→ **Page text entries**:

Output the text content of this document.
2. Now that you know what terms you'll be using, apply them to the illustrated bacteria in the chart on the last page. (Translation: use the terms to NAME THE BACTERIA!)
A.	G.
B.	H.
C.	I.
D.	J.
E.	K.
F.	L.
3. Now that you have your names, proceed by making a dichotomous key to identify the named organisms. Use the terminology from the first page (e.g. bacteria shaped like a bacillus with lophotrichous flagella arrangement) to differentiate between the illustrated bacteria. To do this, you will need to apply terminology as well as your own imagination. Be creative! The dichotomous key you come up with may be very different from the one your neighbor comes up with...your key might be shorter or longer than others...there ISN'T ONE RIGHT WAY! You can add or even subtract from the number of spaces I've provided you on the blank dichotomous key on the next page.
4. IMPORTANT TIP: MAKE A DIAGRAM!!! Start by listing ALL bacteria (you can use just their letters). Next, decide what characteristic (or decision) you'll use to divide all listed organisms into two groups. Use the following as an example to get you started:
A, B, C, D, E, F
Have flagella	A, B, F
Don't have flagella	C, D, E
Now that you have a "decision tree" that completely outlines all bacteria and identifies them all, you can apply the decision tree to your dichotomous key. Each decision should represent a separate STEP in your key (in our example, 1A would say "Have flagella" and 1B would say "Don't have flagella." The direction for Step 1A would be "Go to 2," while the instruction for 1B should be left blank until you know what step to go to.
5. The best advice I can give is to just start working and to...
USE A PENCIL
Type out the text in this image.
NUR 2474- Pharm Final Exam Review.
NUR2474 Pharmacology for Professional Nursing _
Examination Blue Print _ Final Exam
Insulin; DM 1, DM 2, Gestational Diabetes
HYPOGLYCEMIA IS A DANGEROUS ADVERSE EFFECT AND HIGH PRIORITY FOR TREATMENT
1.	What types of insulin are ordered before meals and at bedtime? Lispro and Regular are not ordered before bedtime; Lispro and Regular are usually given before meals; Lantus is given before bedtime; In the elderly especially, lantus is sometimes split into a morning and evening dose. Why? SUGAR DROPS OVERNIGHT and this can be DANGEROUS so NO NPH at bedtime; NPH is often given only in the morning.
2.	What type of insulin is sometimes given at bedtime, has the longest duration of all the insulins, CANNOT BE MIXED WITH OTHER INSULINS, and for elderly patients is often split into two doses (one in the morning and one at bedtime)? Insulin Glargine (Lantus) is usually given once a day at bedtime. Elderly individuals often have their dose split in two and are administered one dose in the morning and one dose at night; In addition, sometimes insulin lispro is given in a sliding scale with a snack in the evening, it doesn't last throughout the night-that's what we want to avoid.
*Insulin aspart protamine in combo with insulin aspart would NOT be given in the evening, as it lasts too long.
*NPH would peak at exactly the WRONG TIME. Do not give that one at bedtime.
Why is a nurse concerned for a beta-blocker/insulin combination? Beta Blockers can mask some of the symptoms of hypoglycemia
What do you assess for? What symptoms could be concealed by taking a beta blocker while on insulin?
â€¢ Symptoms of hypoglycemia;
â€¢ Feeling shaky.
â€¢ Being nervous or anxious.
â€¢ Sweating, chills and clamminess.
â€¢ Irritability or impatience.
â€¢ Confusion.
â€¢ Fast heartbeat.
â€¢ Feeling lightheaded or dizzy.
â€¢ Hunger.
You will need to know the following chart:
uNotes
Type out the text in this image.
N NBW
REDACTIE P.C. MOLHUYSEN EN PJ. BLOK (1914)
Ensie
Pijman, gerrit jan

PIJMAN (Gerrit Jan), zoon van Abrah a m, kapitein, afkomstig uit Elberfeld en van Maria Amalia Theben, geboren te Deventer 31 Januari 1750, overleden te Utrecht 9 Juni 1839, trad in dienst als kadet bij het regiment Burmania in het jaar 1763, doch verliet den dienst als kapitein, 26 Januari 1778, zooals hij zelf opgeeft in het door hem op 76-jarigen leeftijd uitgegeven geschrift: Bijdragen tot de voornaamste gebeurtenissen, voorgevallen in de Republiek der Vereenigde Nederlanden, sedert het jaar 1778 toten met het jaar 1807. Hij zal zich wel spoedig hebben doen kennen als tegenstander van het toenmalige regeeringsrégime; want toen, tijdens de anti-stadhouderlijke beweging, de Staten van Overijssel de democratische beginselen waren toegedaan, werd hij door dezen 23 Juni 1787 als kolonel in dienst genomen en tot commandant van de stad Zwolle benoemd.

→ **Required work**: Only lines with the word "this" go in the answer. Take them all from the entries above.

→ **Result**:
Output the text content of this document.
3. Now that you have your names, proceed by making a dichotomous key to identify the named organisms. Use the terminology from the first page (e.g. bacteria shaped like a bacillus with lophotrichous flagella arrangement) to differentiate between the illustrated bacteria. To do this, you will need to apply terminology as well as your own imagination. Be creative! The dichotomous key you come up with may be very different from the one your neighbor comes up with...your key might be shorter or longer than others...there ISN'T ONE RIGHT WAY! You can add or even subtract from the number of spaces I've provided you on the blank dichotomous key on the next page.
Type out the text in this image.
1.	What types of insulin are ordered before meals and at bedtime? Lispro and Regular are not ordered before bedtime; Lispro and Regular are usually given before meals; Lantus is given before bedtime; In the elderly especially, lantus is sometimes split into a morning and evening dose. Why? SUGAR DROPS OVERNIGHT and this can be DANGEROUS so NO NPH at bedtime; NPH is often given only in the morning.
Type out the text in this image.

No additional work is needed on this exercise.